Dataset extract:
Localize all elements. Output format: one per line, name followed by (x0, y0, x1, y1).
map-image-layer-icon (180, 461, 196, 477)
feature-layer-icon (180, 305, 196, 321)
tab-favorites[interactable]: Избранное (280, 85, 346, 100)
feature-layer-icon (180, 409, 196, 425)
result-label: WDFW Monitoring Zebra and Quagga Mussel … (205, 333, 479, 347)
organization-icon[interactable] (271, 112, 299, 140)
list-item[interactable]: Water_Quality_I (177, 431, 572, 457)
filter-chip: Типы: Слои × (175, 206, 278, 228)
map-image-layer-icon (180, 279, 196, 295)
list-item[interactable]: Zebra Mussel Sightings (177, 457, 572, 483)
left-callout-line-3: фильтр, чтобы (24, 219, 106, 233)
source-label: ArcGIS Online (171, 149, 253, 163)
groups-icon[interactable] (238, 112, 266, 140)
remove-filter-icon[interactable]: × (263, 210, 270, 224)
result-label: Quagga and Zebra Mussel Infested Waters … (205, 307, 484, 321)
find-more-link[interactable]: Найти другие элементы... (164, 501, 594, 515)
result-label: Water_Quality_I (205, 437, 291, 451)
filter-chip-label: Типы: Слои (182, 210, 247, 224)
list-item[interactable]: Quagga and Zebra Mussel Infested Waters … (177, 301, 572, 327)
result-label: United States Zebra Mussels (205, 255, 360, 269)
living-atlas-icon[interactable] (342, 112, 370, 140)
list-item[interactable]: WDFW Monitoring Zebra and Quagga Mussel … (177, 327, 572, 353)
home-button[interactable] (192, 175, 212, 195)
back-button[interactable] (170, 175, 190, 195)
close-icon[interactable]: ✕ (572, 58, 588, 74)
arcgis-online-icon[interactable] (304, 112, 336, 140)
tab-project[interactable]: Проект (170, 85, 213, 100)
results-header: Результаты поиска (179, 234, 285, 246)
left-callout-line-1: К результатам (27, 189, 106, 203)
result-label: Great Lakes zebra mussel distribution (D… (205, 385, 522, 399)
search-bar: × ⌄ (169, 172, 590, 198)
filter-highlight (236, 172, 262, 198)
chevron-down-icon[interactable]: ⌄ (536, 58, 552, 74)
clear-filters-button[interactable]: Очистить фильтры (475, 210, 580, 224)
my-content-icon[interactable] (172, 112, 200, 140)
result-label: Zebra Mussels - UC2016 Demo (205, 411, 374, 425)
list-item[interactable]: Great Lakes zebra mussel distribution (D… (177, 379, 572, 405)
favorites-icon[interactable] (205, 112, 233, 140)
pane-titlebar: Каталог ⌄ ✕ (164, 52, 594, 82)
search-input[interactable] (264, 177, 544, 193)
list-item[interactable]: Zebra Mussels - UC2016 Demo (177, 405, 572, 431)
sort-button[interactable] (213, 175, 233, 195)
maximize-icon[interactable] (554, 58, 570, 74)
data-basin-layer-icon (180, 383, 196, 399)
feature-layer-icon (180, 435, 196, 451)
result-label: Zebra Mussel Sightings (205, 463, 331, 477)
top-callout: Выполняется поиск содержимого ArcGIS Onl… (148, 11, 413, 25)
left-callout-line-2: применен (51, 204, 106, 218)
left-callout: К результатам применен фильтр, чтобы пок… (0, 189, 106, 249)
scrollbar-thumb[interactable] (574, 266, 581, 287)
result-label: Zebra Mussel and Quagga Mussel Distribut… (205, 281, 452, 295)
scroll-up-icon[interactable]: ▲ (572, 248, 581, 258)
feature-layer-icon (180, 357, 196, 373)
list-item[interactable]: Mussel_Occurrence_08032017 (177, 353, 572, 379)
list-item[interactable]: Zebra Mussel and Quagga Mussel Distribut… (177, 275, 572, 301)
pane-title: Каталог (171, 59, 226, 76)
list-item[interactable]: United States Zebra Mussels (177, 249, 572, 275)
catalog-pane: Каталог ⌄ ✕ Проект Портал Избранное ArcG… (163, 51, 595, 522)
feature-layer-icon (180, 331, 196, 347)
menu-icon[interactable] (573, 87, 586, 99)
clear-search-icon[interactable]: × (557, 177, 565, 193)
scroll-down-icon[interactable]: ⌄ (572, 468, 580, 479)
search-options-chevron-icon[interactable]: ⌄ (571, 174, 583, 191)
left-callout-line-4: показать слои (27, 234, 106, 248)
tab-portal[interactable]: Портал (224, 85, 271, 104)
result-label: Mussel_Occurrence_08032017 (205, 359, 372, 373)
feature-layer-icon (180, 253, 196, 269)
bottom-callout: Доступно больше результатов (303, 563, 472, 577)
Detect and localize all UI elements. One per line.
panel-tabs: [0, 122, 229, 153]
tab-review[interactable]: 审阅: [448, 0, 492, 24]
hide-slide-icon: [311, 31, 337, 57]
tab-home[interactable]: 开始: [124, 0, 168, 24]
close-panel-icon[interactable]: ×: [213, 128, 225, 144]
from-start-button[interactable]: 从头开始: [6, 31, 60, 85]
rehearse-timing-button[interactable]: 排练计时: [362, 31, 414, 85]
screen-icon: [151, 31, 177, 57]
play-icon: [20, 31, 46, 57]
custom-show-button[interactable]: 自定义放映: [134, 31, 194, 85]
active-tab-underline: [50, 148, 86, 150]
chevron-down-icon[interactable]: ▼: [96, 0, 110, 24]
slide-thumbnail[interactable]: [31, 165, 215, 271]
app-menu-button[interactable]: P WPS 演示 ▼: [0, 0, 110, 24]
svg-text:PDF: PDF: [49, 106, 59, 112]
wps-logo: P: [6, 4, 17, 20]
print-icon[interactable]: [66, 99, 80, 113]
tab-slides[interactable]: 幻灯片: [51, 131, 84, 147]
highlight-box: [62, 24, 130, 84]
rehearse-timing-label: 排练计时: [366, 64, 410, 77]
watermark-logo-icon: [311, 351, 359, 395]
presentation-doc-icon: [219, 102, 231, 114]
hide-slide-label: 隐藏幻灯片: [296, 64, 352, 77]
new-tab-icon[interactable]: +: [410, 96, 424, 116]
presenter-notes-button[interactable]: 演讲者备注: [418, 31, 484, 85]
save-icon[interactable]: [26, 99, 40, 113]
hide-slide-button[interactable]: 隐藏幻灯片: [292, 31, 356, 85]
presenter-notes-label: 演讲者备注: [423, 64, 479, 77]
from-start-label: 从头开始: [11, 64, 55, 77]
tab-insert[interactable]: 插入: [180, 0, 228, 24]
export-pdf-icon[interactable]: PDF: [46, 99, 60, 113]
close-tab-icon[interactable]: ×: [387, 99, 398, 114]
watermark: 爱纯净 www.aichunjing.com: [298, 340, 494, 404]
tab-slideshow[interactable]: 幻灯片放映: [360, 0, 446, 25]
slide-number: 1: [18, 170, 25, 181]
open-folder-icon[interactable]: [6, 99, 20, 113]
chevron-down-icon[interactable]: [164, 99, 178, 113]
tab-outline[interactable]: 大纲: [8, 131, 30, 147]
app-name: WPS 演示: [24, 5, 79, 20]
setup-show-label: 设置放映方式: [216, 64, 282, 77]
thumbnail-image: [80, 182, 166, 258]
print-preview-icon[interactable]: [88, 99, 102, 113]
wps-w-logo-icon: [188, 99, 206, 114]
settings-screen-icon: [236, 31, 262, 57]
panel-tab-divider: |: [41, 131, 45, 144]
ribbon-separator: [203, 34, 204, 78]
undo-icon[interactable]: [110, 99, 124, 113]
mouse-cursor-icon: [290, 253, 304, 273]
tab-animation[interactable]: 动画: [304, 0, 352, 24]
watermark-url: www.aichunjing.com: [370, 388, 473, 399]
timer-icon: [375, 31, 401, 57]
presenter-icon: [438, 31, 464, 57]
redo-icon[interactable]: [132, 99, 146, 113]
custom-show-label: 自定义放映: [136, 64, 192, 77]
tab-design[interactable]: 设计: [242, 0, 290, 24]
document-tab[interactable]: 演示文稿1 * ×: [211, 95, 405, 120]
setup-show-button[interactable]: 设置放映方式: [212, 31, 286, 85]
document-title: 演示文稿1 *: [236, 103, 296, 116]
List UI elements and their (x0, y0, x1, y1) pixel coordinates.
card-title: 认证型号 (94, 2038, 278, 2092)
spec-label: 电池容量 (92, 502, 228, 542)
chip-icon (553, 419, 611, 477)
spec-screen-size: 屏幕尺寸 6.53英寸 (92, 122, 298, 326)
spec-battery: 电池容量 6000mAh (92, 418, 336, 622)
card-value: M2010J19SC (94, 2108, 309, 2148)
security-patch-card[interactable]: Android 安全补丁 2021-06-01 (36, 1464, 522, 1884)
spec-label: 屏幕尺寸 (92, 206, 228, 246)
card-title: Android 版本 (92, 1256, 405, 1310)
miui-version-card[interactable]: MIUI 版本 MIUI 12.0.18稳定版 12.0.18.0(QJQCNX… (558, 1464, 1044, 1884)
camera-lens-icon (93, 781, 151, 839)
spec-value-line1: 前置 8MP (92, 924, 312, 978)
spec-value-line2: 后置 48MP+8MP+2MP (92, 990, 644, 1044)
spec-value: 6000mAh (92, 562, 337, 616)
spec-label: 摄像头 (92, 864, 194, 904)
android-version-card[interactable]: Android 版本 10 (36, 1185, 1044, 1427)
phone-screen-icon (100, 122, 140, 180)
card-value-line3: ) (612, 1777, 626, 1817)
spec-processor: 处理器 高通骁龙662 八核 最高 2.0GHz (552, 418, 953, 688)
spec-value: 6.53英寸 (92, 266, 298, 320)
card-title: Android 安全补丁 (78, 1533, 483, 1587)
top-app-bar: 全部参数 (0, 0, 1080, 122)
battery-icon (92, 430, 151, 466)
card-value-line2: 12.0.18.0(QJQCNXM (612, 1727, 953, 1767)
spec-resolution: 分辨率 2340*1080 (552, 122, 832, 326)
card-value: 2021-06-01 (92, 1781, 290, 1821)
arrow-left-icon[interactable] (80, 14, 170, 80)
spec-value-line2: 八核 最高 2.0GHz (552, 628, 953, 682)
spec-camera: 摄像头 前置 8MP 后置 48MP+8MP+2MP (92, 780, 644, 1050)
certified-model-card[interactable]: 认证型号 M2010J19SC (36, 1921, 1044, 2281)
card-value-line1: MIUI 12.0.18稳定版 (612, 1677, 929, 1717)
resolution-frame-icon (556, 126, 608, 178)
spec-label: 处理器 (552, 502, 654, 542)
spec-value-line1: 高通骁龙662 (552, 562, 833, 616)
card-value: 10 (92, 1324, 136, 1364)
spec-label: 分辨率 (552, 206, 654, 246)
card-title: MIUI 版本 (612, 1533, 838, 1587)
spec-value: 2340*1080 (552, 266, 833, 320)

Problem to solve:
Render the material from its first line through the line containing "result-label: Water_Quality_I (205, 437, 291, 451)", both included, as a Markdown table with the columns "Row" and "Line". Number each line and omit any blank lines.

Complete output:
| Row | Line |
|---|---|
| 1 | Localize all elements. Output format: one per line, name followed by (x0, y0, x1, y1). |
| 2 | map-image-layer-icon (180, 461, 196, 477) |
| 3 | feature-layer-icon (180, 305, 196, 321) |
| 4 | tab-favorites[interactable]: Избранное (280, 85, 346, 100) |
| 5 | feature-layer-icon (180, 409, 196, 425) |
| 6 | result-label: WDFW Monitoring Zebra and Quagga Mussel … (205, 333, 479, 347) |
| 7 | organization-icon[interactable] (271, 112, 299, 140) |
| 8 | list-item[interactable]: Water_Quality_I (177, 431, 572, 457) |
| 9 | filter-chip: Типы: Слои × (175, 206, 278, 228) |
| 10 | map-image-layer-icon (180, 279, 196, 295) |
| 11 | list-item[interactable]: Zebra Mussel Sightings (177, 457, 572, 483) |
| 12 | left-callout-line-3: фильтр, чтобы (24, 219, 106, 233) |
| 13 | source-label: ArcGIS Online (171, 149, 253, 163) |
| 14 | groups-icon[interactable] (238, 112, 266, 140) |
| 15 | remove-filter-icon[interactable]: × (263, 210, 270, 224) |
| 16 | result-label: Quagga and Zebra Mussel Infested Waters … (205, 307, 484, 321) |
| 17 | find-more-link[interactable]: Найти другие элементы... (164, 501, 594, 515) |
| 18 | result-label: Water_Quality_I (205, 437, 291, 451) |